== Description of the task ==
Find all the lines with "title" and gather them.

* Start Input for this task *

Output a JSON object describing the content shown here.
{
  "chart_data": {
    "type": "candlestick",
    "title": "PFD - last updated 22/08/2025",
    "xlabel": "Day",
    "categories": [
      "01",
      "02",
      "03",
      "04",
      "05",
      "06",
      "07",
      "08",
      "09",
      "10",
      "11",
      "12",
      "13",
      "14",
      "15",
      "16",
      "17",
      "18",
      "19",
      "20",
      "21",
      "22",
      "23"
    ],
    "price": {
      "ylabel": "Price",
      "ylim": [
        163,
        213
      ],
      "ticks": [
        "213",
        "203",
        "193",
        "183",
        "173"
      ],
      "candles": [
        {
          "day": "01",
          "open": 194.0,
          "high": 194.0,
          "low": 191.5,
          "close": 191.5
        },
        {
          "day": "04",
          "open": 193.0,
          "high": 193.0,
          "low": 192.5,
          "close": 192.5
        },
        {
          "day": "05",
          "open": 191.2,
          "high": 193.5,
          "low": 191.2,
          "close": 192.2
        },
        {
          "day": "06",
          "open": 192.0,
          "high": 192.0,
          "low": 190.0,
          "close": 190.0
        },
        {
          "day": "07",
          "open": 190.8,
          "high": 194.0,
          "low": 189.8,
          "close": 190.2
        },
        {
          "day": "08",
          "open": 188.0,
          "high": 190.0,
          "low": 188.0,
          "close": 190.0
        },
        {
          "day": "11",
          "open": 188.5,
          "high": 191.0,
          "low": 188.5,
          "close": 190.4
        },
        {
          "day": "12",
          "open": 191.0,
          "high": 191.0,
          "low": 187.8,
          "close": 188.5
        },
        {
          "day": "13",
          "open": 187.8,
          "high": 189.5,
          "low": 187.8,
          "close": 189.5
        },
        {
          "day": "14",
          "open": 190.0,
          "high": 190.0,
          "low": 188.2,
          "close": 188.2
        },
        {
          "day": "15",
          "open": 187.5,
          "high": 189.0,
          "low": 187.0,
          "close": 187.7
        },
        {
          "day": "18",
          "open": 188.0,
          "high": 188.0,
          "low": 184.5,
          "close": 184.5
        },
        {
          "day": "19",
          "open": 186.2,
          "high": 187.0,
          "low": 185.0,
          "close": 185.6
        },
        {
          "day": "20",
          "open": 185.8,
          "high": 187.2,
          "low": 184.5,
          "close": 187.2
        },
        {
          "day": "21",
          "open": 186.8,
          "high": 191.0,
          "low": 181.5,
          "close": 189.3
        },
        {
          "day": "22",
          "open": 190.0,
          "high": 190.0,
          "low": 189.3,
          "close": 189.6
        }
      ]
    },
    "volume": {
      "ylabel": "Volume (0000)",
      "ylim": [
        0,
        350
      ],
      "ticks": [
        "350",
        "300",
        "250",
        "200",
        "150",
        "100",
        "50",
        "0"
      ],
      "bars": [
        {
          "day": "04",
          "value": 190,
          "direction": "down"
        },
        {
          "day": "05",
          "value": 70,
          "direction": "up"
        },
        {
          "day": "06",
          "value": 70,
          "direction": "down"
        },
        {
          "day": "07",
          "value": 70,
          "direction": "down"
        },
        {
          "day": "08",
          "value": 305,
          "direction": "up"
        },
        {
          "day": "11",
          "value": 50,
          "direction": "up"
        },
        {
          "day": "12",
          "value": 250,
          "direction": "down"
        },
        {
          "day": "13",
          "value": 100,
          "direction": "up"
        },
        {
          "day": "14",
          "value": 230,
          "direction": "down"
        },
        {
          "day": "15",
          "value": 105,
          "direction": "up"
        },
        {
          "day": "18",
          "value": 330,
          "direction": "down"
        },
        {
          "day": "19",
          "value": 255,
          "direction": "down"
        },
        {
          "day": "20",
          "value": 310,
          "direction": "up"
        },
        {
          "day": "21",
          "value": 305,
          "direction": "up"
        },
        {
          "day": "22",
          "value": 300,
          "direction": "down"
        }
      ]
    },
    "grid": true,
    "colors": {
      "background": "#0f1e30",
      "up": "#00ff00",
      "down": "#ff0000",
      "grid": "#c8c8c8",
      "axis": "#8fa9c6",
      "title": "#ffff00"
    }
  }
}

* End Input for this task *

== Answer ==
    "title": "PFD - last updated 22/08/2025",
      "title": "#ffff00"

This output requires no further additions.